● **WORK TO DO**:
Print the listing in its entirety and exactly, leaving out images.

● **DATA SHOWN**:
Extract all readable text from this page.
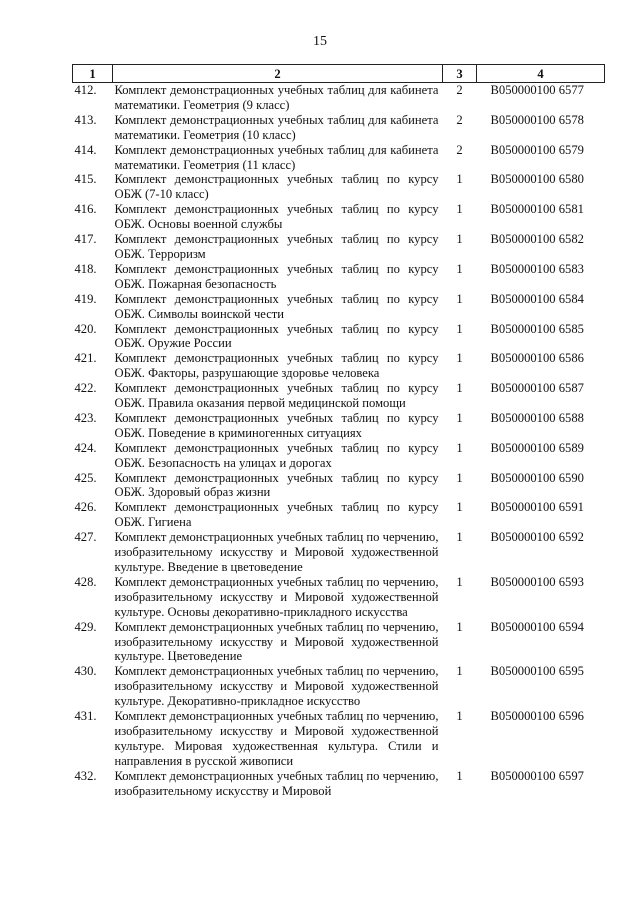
15
1	2	3	4
412.	Комплект демонстрационных учебных таблиц для кабинета математики. Геометрия (9 класс)	2	B050000100 6577
413.	Комплект демонстрационных учебных таблиц для кабинета математики. Геометрия (10 класс)	2	B050000100 6578
414.	Комплект демонстрационных учебных таблиц для кабинета математики. Геометрия (11 класс)	2	B050000100 6579
415.	Комплект демонстрационных учебных таблиц по курсу ОБЖ (7-10 класс)	1	B050000100 6580
416.	Комплект демонстрационных учебных таблиц по курсу ОБЖ. Основы военной службы	1	B050000100 6581
417.	Комплект демонстрационных учебных таблиц по курсу ОБЖ. Терроризм	1	B050000100 6582
418.	Комплект демонстрационных учебных таблиц по курсу ОБЖ. Пожарная безопасность	1	B050000100 6583
419.	Комплект демонстрационных учебных таблиц по курсу ОБЖ. Символы воинской чести	1	B050000100 6584
420.	Комплект демонстрационных учебных таблиц по курсу ОБЖ. Оружие России	1	B050000100 6585
421.	Комплект демонстрационных учебных таблиц по курсу ОБЖ. Факторы, разрушающие здоровье человека	1	B050000100 6586
422.	Комплект демонстрационных учебных таблиц по курсу ОБЖ. Правила оказания первой медицинской помощи	1	B050000100 6587
423.	Комплект демонстрационных учебных таблиц по курсу ОБЖ. Поведение в криминогенных ситуациях	1	B050000100 6588
424.	Комплект демонстрационных учебных таблиц по курсу ОБЖ. Безопасность на улицах и дорогах	1	B050000100 6589
425.	Комплект демонстрационных учебных таблиц по курсу ОБЖ. Здоровый образ жизни	1	B050000100 6590
426.	Комплект демонстрационных учебных таблиц по курсу ОБЖ. Гигиена	1	B050000100 6591
427.	Комплект демонстрационных учебных таблиц по черчению, изобразительному искусству и Мировой художественной культуре. Введение в цветоведение	1	B050000100 6592
428.	Комплект демонстрационных учебных таблиц по черчению, изобразительному искусству и Мировой художественной культуре. Основы декоративно-прикладного искусства	1	B050000100 6593
429.	Комплект демонстрационных учебных таблиц по черчению, изобразительному искусству и Мировой художественной культуре. Цветоведение	1	B050000100 6594
430.	Комплект демонстрационных учебных таблиц по черчению, изобразительному искусству и Мировой художественной культуре. Декоративно-прикладное искусство	1	B050000100 6595
431.	Комплект демонстрационных учебных таблиц по черчению, изобразительному искусству и Мировой художественной культуре. Мировая художественная культура. Стили и направления в русской живописи	1	B050000100 6596
432.	Комплект демонстрационных учебных таблиц по черчению, изобразительному искусству и Мировой	1	B050000100 6597
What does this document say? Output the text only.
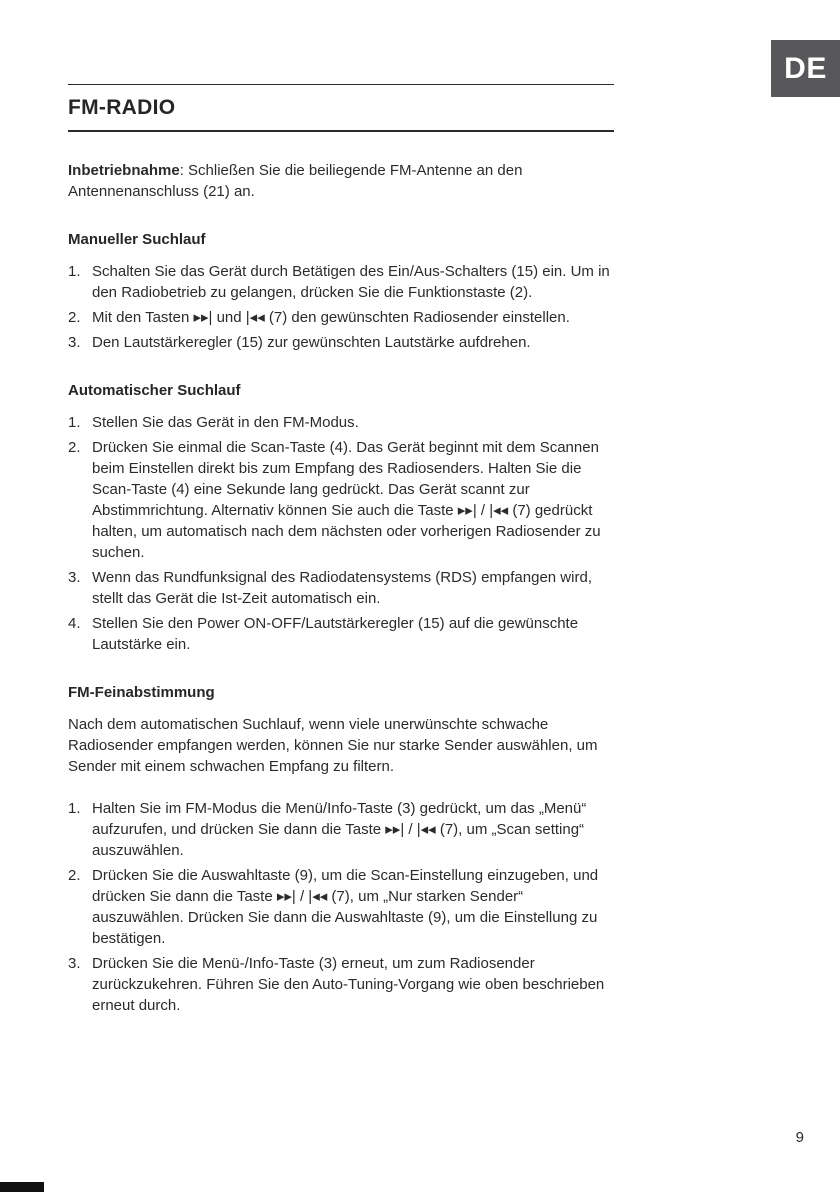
DE
FM-RADIO

Inbetriebnahme: Schließen Sie die beiliegende FM-Antenne an den Antennenanschluss (21) an.

Manueller Suchlauf
1. Schalten Sie das Gerät durch Betätigen des Ein/Aus-Schalters (15) ein. Um in den Radiobetrieb zu gelangen, drücken Sie die Funktionstaste (2).
2. Mit den Tasten ▸▸| und |◂◂ (7) den gewünschten Radiosender einstellen.
3. Den Lautstärkeregler (15) zur gewünschten Lautstärke aufdrehen.
Automatischer Suchlauf
1. Stellen Sie das Gerät in den FM-Modus.
2. Drücken Sie einmal die Scan-Taste (4). Das Gerät beginnt mit dem Scannen beim Einstellen direkt bis zum Empfang des Radiosenders. Halten Sie die Scan-Taste (4) eine Sekunde lang gedrückt. Das Gerät scannt zur Abstimmrichtung. Alternativ können Sie auch die Taste ▸▸| / |◂◂ (7) gedrückt halten, um automatisch nach dem nächsten oder vorherigen Radiosender zu suchen.
3. Wenn das Rundfunksignal des Radiodatensystems (RDS) empfangen wird, stellt das Gerät die Ist-Zeit automatisch ein.
4. Stellen Sie den Power ON-OFF/Lautstärkeregler (15) auf die gewünschte Lautstärke ein.
FM-Feinabstimmung

Nach dem automatischen Suchlauf, wenn viele unerwünschte schwache Radiosender empfangen werden, können Sie nur starke Sender auswählen, um Sender mit einem schwachen Empfang zu filtern.

1. Halten Sie im FM-Modus die Menü/Info-Taste (3) gedrückt, um das „Menü“ aufzurufen, und drücken Sie dann die Taste ▸▸| / |◂◂ (7), um „Scan setting“ auszuwählen.
2. Drücken Sie die Auswahltaste (9), um die Scan-Einstellung einzugeben, und drücken Sie dann die Taste ▸▸| / |◂◂ (7), um „Nur starken Sender“ auszuwählen. Drücken Sie dann die Auswahltaste (9), um die Einstellung zu bestätigen.
3. Drücken Sie die Menü-/Info-Taste (3) erneut, um zum Radiosender zurückzukehren. Führen Sie den Auto-Tuning-Vorgang wie oben beschrieben erneut durch.
9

● **ANSWER TO THE TASK**:
Extract all readable text from this page.
15
1	2	3	4
412.	Комплект демонстрационных учебных таблиц для кабинета математики. Геометрия (9 класс)	2	B050000100 6577
413.	Комплект демонстрационных учебных таблиц для кабинета математики. Геометрия (10 класс)	2	B050000100 6578
414.	Комплект демонстрационных учебных таблиц для кабинета математики. Геометрия (11 класс)	2	B050000100 6579
415.	Комплект демонстрационных учебных таблиц по курсу ОБЖ (7-10 класс)	1	B050000100 6580
416.	Комплект демонстрационных учебных таблиц по курсу ОБЖ. Основы военной службы	1	B050000100 6581
417.	Комплект демонстрационных учебных таблиц по курсу ОБЖ. Терроризм	1	B050000100 6582
418.	Комплект демонстрационных учебных таблиц по курсу ОБЖ. Пожарная безопасность	1	B050000100 6583
419.	Комплект демонстрационных учебных таблиц по курсу ОБЖ. Символы воинской чести	1	B050000100 6584
420.	Комплект демонстрационных учебных таблиц по курсу ОБЖ. Оружие России	1	B050000100 6585
421.	Комплект демонстрационных учебных таблиц по курсу ОБЖ. Факторы, разрушающие здоровье человека	1	B050000100 6586
422.	Комплект демонстрационных учебных таблиц по курсу ОБЖ. Правила оказания первой медицинской помощи	1	B050000100 6587
423.	Комплект демонстрационных учебных таблиц по курсу ОБЖ. Поведение в криминогенных ситуациях	1	B050000100 6588
424.	Комплект демонстрационных учебных таблиц по курсу ОБЖ. Безопасность на улицах и дорогах	1	B050000100 6589
425.	Комплект демонстрационных учебных таблиц по курсу ОБЖ. Здоровый образ жизни	1	B050000100 6590
426.	Комплект демонстрационных учебных таблиц по курсу ОБЖ. Гигиена	1	B050000100 6591
427.	Комплект демонстрационных учебных таблиц по черчению, изобразительному искусству и Мировой художественной культуре. Введение в цветоведение	1	B050000100 6592
428.	Комплект демонстрационных учебных таблиц по черчению, изобразительному искусству и Мировой художественной культуре. Основы декоративно-прикладного искусства	1	B050000100 6593
429.	Комплект демонстрационных учебных таблиц по черчению, изобразительному искусству и Мировой художественной культуре. Цветоведение	1	B050000100 6594
430.	Комплект демонстрационных учебных таблиц по черчению, изобразительному искусству и Мировой художественной культуре. Декоративно-прикладное искусство	1	B050000100 6595
431.	Комплект демонстрационных учебных таблиц по черчению, изобразительному искусству и Мировой художественной культуре. Мировая художественная культура. Стили и направления в русской живописи	1	B050000100 6596
432.	Комплект демонстрационных учебных таблиц по черчению, изобразительному искусству и Мировой	1	B050000100 6597
What does this document say? Output the text only.
DE
FM-RADIO

Inbetriebnahme: Schließen Sie die beiliegende FM-Antenne an den Antennenanschluss (21) an.

Manueller Suchlauf
1. Schalten Sie das Gerät durch Betätigen des Ein/Aus-Schalters (15) ein. Um in den Radiobetrieb zu gelangen, drücken Sie die Funktionstaste (2).
2. Mit den Tasten ▸▸| und |◂◂ (7) den gewünschten Radiosender einstellen.
3. Den Lautstärkeregler (15) zur gewünschten Lautstärke aufdrehen.
Automatischer Suchlauf
1. Stellen Sie das Gerät in den FM-Modus.
2. Drücken Sie einmal die Scan-Taste (4). Das Gerät beginnt mit dem Scannen beim Einstellen direkt bis zum Empfang des Radiosenders. Halten Sie die Scan-Taste (4) eine Sekunde lang gedrückt. Das Gerät scannt zur Abstimmrichtung. Alternativ können Sie auch die Taste ▸▸| / |◂◂ (7) gedrückt halten, um automatisch nach dem nächsten oder vorherigen Radiosender zu suchen.
3. Wenn das Rundfunksignal des Radiodatensystems (RDS) empfangen wird, stellt das Gerät die Ist-Zeit automatisch ein.
4. Stellen Sie den Power ON-OFF/Lautstärkeregler (15) auf die gewünschte Lautstärke ein.
FM-Feinabstimmung

Nach dem automatischen Suchlauf, wenn viele unerwünschte schwache Radiosender empfangen werden, können Sie nur starke Sender auswählen, um Sender mit einem schwachen Empfang zu filtern.

1. Halten Sie im FM-Modus die Menü/Info-Taste (3) gedrückt, um das „Menü“ aufzurufen, und drücken Sie dann die Taste ▸▸| / |◂◂ (7), um „Scan setting“ auszuwählen.
2. Drücken Sie die Auswahltaste (9), um die Scan-Einstellung einzugeben, und drücken Sie dann die Taste ▸▸| / |◂◂ (7), um „Nur starken Sender“ auszuwählen. Drücken Sie dann die Auswahltaste (9), um die Einstellung zu bestätigen.
3. Drücken Sie die Menü-/Info-Taste (3) erneut, um zum Radiosender zurückzukehren. Führen Sie den Auto-Tuning-Vorgang wie oben beschrieben erneut durch.
9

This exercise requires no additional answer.